GIVEN EXERCISE: Using the listing below, copy every line that mentions "Ebba".

•••••

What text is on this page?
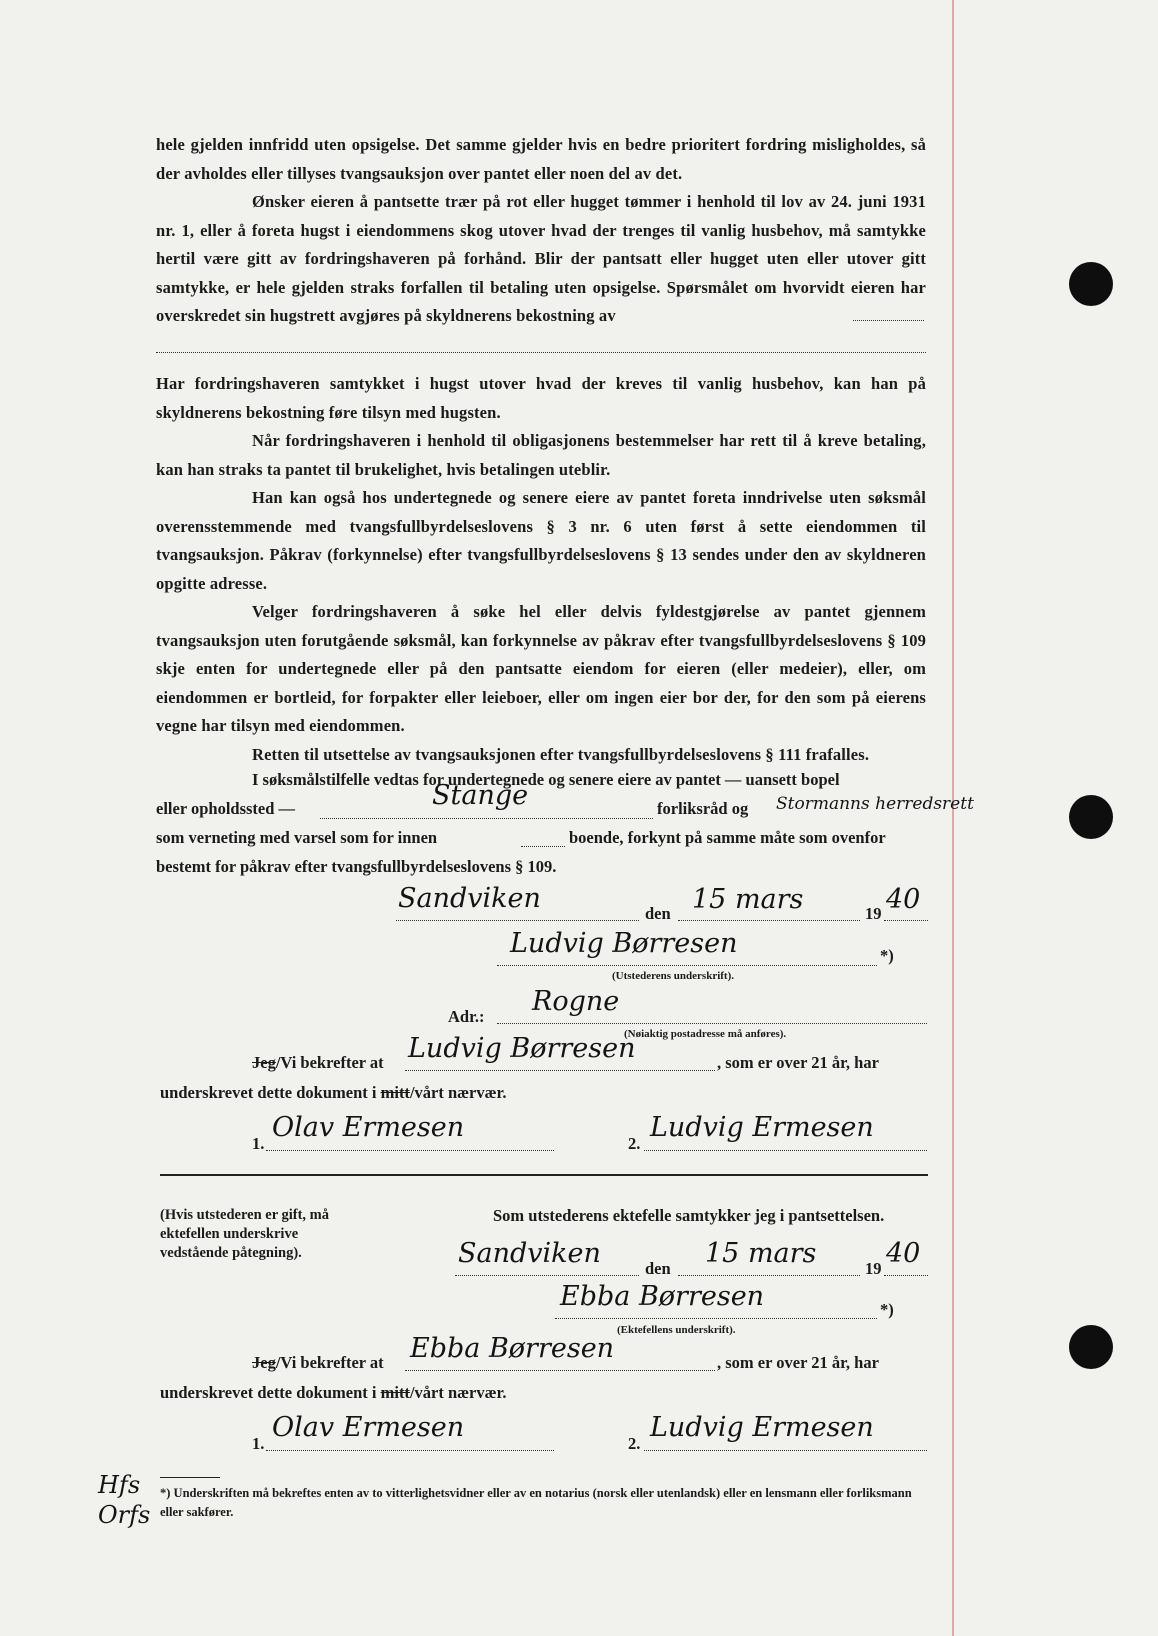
hele gjelden innfridd uten opsigelse. Det samme gjelder hvis en bedre prioritert fordring misligholdes, så der avholdes eller tillyses tvangsauksjon over pantet eller noen del av det.
Ønsker eieren å pantsette trær på rot eller hugget tømmer i henhold til lov av 24. juni 1931 nr. 1, eller å foreta hugst i eiendommens skog utover hvad der trenges til vanlig husbehov, må samtykke hertil være gitt av fordringshaveren på forhånd. Blir der pantsatt eller hugget uten eller utover gitt samtykke, er hele gjelden straks forfallen til betaling uten opsigelse. Spørsmålet om hvorvidt eieren har overskredet sin hugstrett avgjøres på skyldnerens bekostning av
Har fordringshaveren samtykket i hugst utover hvad der kreves til vanlig husbehov, kan han på skyldnerens bekostning føre tilsyn med hugsten.
Når fordringshaveren i henhold til obligasjonens bestemmelser har rett til å kreve betaling, kan han straks ta pantet til brukelighet, hvis betalingen uteblir.
Han kan også hos undertegnede og senere eiere av pantet foreta inndrivelse uten søksmål overensstemmende med tvangsfullbyrdelseslovens § 3 nr. 6 uten først å sette eiendommen til tvangsauksjon. Påkrav (forkynnelse) efter tvangsfullbyrdelseslovens § 13 sendes under den av skyldneren opgitte adresse.
Velger fordringshaveren å søke hel eller delvis fyldestgjørelse av pantet gjennem tvangsauksjon uten forutgående søksmål, kan forkynnelse av påkrav efter tvangsfullbyrdelseslovens § 109 skje enten for undertegnede eller på den pantsatte eiendom for eieren (eller medeier), eller, om eiendommen er bortleid, for forpakter eller leieboer, eller om ingen eier bor der, for den som på eierens vegne har tilsyn med eiendommen.
Retten til utsettelse av tvangsauksjonen efter tvangsfullbyrdelseslovens § 111 frafalles.
I søksmålstilfelle vedtas for undertegnede og senere eiere av pantet — uansett bopel
eller opholdssted —	Stange	forliksråd og Stormanns herredsrett
som verneting med varsel som for innen	boende, forkynt på samme måte som ovenfor
bestemt for påkrav efter tvangsfullbyrdelseslovens § 109.
Sandviken	den 15 mars	19 40
Ludvig Børresen	*)
(Utstederens underskrift).
Adr.: Rogne
(Nøiaktig postadresse må anføres).
Jeg/Vi bekrefter at Ludvig Børresen	, som er over 21 år, har
underskrevet dette dokument i mitt/vårt nærvær.
1.
Olav Ermesen
2.
Ludvig Ermesen
(Hvis utstederen er gift, må ektefellen underskrive vedstående påtegning).
Som utstederens ektefelle samtykker jeg i pantsettelsen.
Sandviken	den 15 mars	19 40
Ebba Børresen	*)
(Ektefellens underskrift).
Jeg/Vi bekrefter at Ebba Børresen	, som er over 21 år, har
underskrevet dette dokument i mitt/vårt nærvær.
1.
Olav Ermesen
2.
Ludvig Ermesen
Hfs Orfs
*) Underskriften må bekreftes enten av to vitterlighetsvidner eller av en notarius (norsk eller utenlandsk) eller en lensmann eller forliksmann eller sakfører.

•••••

THE OUTPUT:
Ebba Børresen	*)
Jeg/Vi bekrefter at Ebba Børresen	, som er over 21 år, har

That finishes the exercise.